--- START STORED RECORDS ---

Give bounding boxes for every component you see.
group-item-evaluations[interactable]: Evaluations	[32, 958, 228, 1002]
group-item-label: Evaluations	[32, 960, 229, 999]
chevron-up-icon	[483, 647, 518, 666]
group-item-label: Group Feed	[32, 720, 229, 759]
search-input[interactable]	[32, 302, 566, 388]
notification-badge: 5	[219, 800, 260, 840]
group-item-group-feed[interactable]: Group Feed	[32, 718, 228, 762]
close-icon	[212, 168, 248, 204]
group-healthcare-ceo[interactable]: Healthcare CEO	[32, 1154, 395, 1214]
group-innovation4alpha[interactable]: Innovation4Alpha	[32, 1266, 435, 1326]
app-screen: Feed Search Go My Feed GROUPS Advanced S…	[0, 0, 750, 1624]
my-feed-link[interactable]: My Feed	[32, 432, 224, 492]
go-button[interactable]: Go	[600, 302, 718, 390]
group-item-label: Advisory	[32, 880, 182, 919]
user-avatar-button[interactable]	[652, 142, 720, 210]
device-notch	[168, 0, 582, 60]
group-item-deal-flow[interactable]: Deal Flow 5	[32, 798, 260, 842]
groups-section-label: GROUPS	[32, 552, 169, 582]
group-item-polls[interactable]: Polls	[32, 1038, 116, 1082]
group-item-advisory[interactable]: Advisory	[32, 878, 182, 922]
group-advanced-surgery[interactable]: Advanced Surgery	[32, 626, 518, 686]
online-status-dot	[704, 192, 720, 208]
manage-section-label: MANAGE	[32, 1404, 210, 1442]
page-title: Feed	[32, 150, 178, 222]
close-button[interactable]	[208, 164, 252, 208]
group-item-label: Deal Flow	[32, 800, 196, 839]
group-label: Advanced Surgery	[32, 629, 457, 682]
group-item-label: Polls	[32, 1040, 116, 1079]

--- END STORED RECORDS ---

PROBLEM TO SOLVE ▸ Return the stretch of entries from the very first line through the line containing "718, 228, 762]". Reproduce each line without any change.

REPLY TO THE EXERCISE ▸
Give bounding boxes for every component you see.
group-item-evaluations[interactable]: Evaluations	[32, 958, 228, 1002]
group-item-label: Evaluations	[32, 960, 229, 999]
chevron-up-icon	[483, 647, 518, 666]
group-item-label: Group Feed	[32, 720, 229, 759]
search-input[interactable]	[32, 302, 566, 388]
notification-badge: 5	[219, 800, 260, 840]
group-item-group-feed[interactable]: Group Feed	[32, 718, 228, 762]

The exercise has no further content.